■ **Task**
Please give the records below back in full, exactly as shown.

(Data items)
-- -- --
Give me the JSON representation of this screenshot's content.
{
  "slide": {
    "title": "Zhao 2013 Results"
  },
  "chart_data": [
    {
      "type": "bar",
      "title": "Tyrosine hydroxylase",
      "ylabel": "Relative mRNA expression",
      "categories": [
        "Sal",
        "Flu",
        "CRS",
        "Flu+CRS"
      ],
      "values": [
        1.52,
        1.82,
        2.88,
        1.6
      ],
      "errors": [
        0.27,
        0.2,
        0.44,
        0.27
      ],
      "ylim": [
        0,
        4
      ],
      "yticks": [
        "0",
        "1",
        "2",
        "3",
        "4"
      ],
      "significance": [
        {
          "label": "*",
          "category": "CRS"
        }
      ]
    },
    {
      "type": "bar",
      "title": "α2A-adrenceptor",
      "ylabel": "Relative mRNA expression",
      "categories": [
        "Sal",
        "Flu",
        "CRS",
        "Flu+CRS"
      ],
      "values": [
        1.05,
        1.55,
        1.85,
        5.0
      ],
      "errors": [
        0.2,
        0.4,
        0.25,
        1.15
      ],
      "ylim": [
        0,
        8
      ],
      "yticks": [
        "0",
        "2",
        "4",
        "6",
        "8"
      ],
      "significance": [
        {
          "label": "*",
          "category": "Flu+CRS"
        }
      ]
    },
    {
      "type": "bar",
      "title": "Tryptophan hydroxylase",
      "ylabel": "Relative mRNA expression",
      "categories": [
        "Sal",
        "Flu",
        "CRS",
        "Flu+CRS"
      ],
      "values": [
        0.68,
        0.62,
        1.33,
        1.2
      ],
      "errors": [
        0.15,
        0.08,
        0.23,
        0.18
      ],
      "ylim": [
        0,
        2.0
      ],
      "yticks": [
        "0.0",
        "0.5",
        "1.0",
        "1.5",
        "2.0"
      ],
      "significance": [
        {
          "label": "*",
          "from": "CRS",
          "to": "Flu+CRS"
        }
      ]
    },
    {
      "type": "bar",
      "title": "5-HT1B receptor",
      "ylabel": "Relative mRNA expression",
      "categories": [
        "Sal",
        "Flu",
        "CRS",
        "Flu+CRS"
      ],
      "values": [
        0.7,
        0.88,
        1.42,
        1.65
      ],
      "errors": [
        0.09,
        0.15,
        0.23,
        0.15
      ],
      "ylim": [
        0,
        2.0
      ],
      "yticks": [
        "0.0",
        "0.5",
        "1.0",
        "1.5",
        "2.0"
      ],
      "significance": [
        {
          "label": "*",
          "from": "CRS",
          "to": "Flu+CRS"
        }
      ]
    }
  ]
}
-- -- --
■ **Expected output**
Give me the JSON representation of this screenshot's content.
{
  "slide": {
    "title": "Zhao 2013 Results"
  },
  "chart_data": [
    {
      "type": "bar",
      "title": "Tyrosine hydroxylase",
      "ylabel": "Relative mRNA expression",
      "categories": [
        "Sal",
        "Flu",
        "CRS",
        "Flu+CRS"
      ],
      "values": [
        1.52,
        1.82,
        2.88,
        1.6
      ],
      "errors": [
        0.27,
        0.2,
        0.44,
        0.27
      ],
      "ylim": [
        0,
        4
      ],
      "yticks": [
        "0",
        "1",
        "2",
        "3",
        "4"
      ],
      "significance": [
        {
          "label": "*",
          "category": "CRS"
        }
      ]
    },
    {
      "type": "bar",
      "title": "α2A-adrenceptor",
      "ylabel": "Relative mRNA expression",
      "categories": [
        "Sal",
        "Flu",
        "CRS",
        "Flu+CRS"
      ],
      "values": [
        1.05,
        1.55,
        1.85,
        5.0
      ],
      "errors": [
        0.2,
        0.4,
        0.25,
        1.15
      ],
      "ylim": [
        0,
        8
      ],
      "yticks": [
        "0",
        "2",
        "4",
        "6",
        "8"
      ],
      "significance": [
        {
          "label": "*",
          "category": "Flu+CRS"
        }
      ]
    },
    {
      "type": "bar",
      "title": "Tryptophan hydroxylase",
      "ylabel": "Relative mRNA expression",
      "categories": [
        "Sal",
        "Flu",
        "CRS",
        "Flu+CRS"
      ],
      "values": [
        0.68,
        0.62,
        1.33,
        1.2
      ],
      "errors": [
        0.15,
        0.08,
        0.23,
        0.18
      ],
      "ylim": [
        0,
        2.0
      ],
      "yticks": [
        "0.0",
        "0.5",
        "1.0",
        "1.5",
        "2.0"
      ],
      "significance": [
        {
          "label": "*",
          "from": "CRS",
          "to": "Flu+CRS"
        }
      ]
    },
    {
      "type": "bar",
      "title": "5-HT1B receptor",
      "ylabel": "Relative mRNA expression",
      "categories": [
        "Sal",
        "Flu",
        "CRS",
        "Flu+CRS"
      ],
      "values": [
        0.7,
        0.88,
        1.42,
        1.65
      ],
      "errors": [
        0.09,
        0.15,
        0.23,
        0.15
      ],
      "ylim": [
        0,
        2.0
      ],
      "yticks": [
        "0.0",
        "0.5",
        "1.0",
        "1.5",
        "2.0"
      ],
      "significance": [
        {
          "label": "*",
          "from": "CRS",
          "to": "Flu+CRS"
        }
      ]
    }
  ]
}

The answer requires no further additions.